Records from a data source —
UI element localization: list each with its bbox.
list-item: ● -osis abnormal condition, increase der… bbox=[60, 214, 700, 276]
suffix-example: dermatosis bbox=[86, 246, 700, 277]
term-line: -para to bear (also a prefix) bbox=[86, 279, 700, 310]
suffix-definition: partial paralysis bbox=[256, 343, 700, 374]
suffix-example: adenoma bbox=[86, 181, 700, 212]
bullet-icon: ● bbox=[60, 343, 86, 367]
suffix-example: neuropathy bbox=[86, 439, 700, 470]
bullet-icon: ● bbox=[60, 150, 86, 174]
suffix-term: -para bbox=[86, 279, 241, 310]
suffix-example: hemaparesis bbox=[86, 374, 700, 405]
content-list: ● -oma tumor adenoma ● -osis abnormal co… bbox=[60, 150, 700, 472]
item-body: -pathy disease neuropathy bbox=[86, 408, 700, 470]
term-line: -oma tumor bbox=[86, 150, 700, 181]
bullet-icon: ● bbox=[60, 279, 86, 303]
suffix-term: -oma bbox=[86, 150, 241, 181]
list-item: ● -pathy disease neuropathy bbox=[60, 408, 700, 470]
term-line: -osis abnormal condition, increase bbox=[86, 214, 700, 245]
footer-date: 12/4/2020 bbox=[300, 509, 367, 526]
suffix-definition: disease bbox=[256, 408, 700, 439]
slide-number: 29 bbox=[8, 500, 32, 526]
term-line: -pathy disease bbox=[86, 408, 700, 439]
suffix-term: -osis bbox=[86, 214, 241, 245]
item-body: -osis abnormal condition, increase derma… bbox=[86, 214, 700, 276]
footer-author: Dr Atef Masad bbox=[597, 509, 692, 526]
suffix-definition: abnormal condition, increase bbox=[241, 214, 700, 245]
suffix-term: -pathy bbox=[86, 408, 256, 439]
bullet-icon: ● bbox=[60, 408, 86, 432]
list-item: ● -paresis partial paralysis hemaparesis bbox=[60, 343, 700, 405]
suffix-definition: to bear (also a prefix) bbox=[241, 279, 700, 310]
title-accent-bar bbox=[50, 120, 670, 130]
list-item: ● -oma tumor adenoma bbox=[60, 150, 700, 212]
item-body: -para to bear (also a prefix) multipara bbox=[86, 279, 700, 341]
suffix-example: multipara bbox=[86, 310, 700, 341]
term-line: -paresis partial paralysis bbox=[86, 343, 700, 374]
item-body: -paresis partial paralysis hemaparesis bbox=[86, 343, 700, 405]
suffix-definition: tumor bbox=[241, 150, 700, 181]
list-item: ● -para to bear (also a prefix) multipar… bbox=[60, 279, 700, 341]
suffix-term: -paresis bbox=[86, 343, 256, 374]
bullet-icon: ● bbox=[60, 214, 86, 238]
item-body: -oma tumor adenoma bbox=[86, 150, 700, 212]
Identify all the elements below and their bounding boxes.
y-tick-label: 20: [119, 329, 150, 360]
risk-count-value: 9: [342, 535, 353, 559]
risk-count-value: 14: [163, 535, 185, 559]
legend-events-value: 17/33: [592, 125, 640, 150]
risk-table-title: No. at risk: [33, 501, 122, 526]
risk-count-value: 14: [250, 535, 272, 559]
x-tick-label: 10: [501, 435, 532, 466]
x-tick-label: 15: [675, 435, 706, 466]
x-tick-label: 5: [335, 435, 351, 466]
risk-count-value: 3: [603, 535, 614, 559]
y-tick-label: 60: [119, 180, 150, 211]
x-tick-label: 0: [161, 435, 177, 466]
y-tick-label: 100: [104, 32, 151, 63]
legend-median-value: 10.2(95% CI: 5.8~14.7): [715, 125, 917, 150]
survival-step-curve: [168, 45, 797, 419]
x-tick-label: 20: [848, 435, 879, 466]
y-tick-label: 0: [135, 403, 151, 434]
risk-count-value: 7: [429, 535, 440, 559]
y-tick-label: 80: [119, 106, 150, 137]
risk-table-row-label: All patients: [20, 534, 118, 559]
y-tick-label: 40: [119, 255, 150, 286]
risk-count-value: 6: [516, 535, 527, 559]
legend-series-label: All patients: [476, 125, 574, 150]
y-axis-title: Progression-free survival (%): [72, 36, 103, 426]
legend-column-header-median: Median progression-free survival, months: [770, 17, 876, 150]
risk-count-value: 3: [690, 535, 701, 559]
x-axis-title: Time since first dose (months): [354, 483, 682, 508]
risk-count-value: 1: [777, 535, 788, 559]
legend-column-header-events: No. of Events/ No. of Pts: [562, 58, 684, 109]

THE PROBLEM —
Every entry should be transcribed exactly, with nothing omitted.

REPLY —
UI element localization: list each with its bbox.
list-item: ● -osis abnormal condition, increase der… bbox=[60, 214, 700, 276]
suffix-example: dermatosis bbox=[86, 246, 700, 277]
term-line: -para to bear (also a prefix) bbox=[86, 279, 700, 310]
suffix-definition: partial paralysis bbox=[256, 343, 700, 374]
suffix-example: adenoma bbox=[86, 181, 700, 212]
bullet-icon: ● bbox=[60, 343, 86, 367]
suffix-example: neuropathy bbox=[86, 439, 700, 470]
bullet-icon: ● bbox=[60, 150, 86, 174]
suffix-term: -para bbox=[86, 279, 241, 310]
suffix-example: hemaparesis bbox=[86, 374, 700, 405]
content-list: ● -oma tumor adenoma ● -osis abnormal co… bbox=[60, 150, 700, 472]
item-body: -pathy disease neuropathy bbox=[86, 408, 700, 470]
term-line: -oma tumor bbox=[86, 150, 700, 181]
bullet-icon: ● bbox=[60, 279, 86, 303]
suffix-term: -oma bbox=[86, 150, 241, 181]
list-item: ● -pathy disease neuropathy bbox=[60, 408, 700, 470]
term-line: -osis abnormal condition, increase bbox=[86, 214, 700, 245]
footer-date: 12/4/2020 bbox=[300, 509, 367, 526]
suffix-definition: disease bbox=[256, 408, 700, 439]
slide-number: 29 bbox=[8, 500, 32, 526]
term-line: -pathy disease bbox=[86, 408, 700, 439]
suffix-term: -osis bbox=[86, 214, 241, 245]
item-body: -osis abnormal condition, increase derma… bbox=[86, 214, 700, 276]
footer-author: Dr Atef Masad bbox=[597, 509, 692, 526]
suffix-definition: abnormal condition, increase bbox=[241, 214, 700, 245]
suffix-term: -pathy bbox=[86, 408, 256, 439]
bullet-icon: ● bbox=[60, 408, 86, 432]
list-item: ● -paresis partial paralysis hemaparesis bbox=[60, 343, 700, 405]
suffix-definition: to bear (also a prefix) bbox=[241, 279, 700, 310]
title-accent-bar bbox=[50, 120, 670, 130]
list-item: ● -oma tumor adenoma bbox=[60, 150, 700, 212]
item-body: -para to bear (also a prefix) multipara bbox=[86, 279, 700, 341]
suffix-example: multipara bbox=[86, 310, 700, 341]
term-line: -paresis partial paralysis bbox=[86, 343, 700, 374]
item-body: -paresis partial paralysis hemaparesis bbox=[86, 343, 700, 405]
suffix-definition: tumor bbox=[241, 150, 700, 181]
list-item: ● -para to bear (also a prefix) multipar… bbox=[60, 279, 700, 341]
suffix-term: -paresis bbox=[86, 343, 256, 374]
bullet-icon: ● bbox=[60, 214, 86, 238]
item-body: -oma tumor adenoma bbox=[86, 150, 700, 212]
Identify all the elements below and their bounding boxes.
y-tick-label: 20: [119, 329, 150, 360]
risk-count-value: 9: [342, 535, 353, 559]
risk-count-value: 14: [163, 535, 185, 559]
legend-events-value: 17/33: [592, 125, 640, 150]
risk-table-title: No. at risk: [33, 501, 122, 526]
risk-count-value: 14: [250, 535, 272, 559]
x-tick-label: 10: [501, 435, 532, 466]
x-tick-label: 15: [675, 435, 706, 466]
x-tick-label: 5: [335, 435, 351, 466]
risk-count-value: 3: [603, 535, 614, 559]
y-tick-label: 60: [119, 180, 150, 211]
x-tick-label: 0: [161, 435, 177, 466]
y-tick-label: 100: [104, 32, 151, 63]
legend-median-value: 10.2(95% CI: 5.8~14.7): [715, 125, 917, 150]
survival-step-curve: [168, 45, 797, 419]
x-tick-label: 20: [848, 435, 879, 466]
y-tick-label: 0: [135, 403, 151, 434]
risk-count-value: 7: [429, 535, 440, 559]
y-tick-label: 80: [119, 106, 150, 137]
risk-table-row-label: All patients: [20, 534, 118, 559]
y-tick-label: 40: [119, 255, 150, 286]
risk-count-value: 6: [516, 535, 527, 559]
legend-series-label: All patients: [476, 125, 574, 150]
y-axis-title: Progression-free survival (%): [72, 36, 103, 426]
legend-column-header-median: Median progression-free survival, months: [770, 17, 876, 150]
risk-count-value: 3: [690, 535, 701, 559]
x-axis-title: Time since first dose (months): [354, 483, 682, 508]
risk-count-value: 1: [777, 535, 788, 559]
legend-column-header-events: No. of Events/ No. of Pts: [562, 58, 684, 109]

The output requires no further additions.